Exercise: Return the material word for word. Do not include pictures.

Supplied material:
[start]
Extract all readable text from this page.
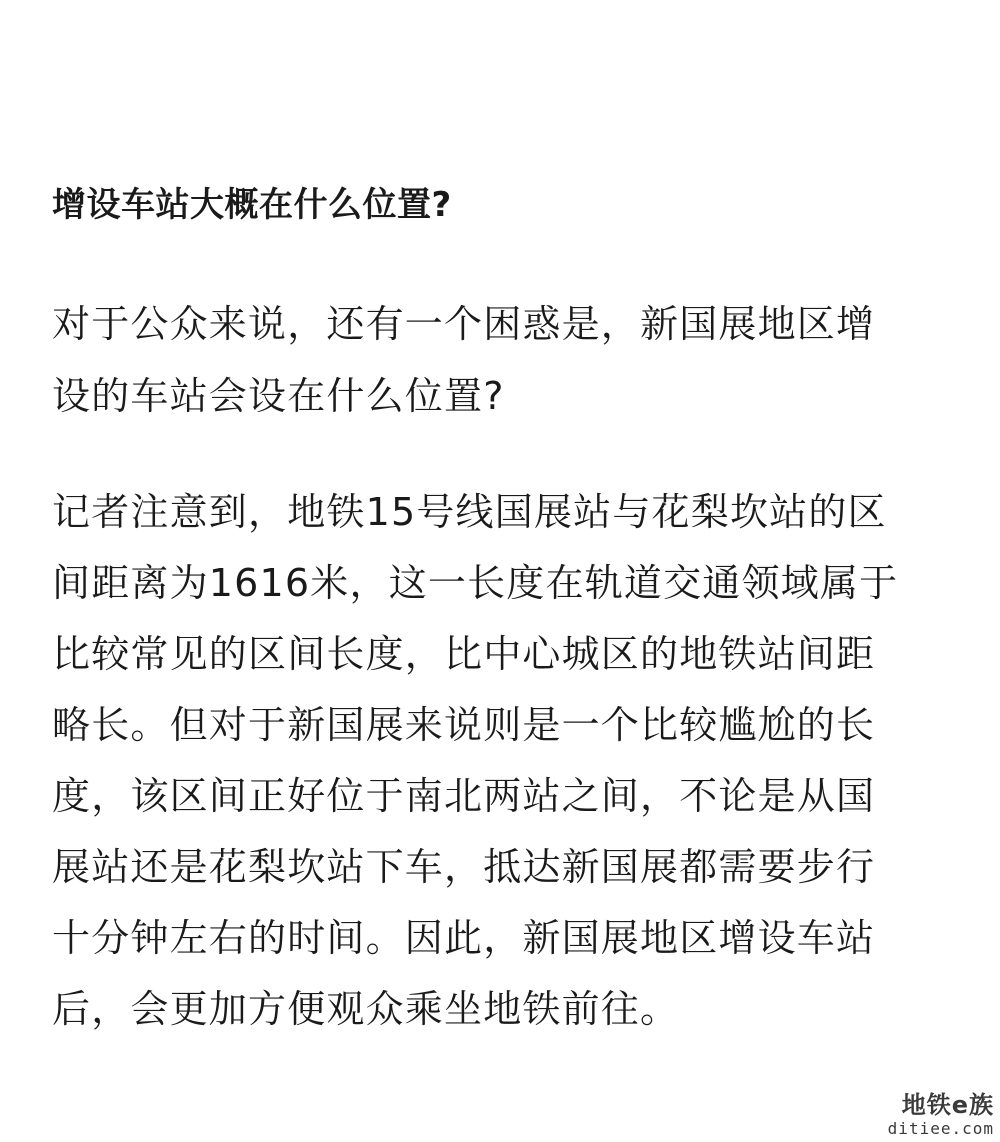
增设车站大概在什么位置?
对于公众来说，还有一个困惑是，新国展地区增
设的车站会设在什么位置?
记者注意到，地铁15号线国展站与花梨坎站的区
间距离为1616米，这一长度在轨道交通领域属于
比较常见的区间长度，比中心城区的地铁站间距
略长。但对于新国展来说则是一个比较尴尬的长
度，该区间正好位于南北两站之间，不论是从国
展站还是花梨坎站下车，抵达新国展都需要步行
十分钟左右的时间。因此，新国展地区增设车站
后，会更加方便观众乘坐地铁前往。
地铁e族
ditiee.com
[end]
Completed exercise:
Extract all readable text from this page.
增设车站大概在什么位置?
对于公众来说，还有一个困惑是，新国展地区增
设的车站会设在什么位置?
记者注意到，地铁15号线国展站与花梨坎站的区
间距离为1616米，这一长度在轨道交通领域属于
比较常见的区间长度，比中心城区的地铁站间距
略长。但对于新国展来说则是一个比较尴尬的长
度，该区间正好位于南北两站之间，不论是从国
展站还是花梨坎站下车，抵达新国展都需要步行
十分钟左右的时间。因此，新国展地区增设车站
后，会更加方便观众乘坐地铁前往。
地铁e族
ditiee.com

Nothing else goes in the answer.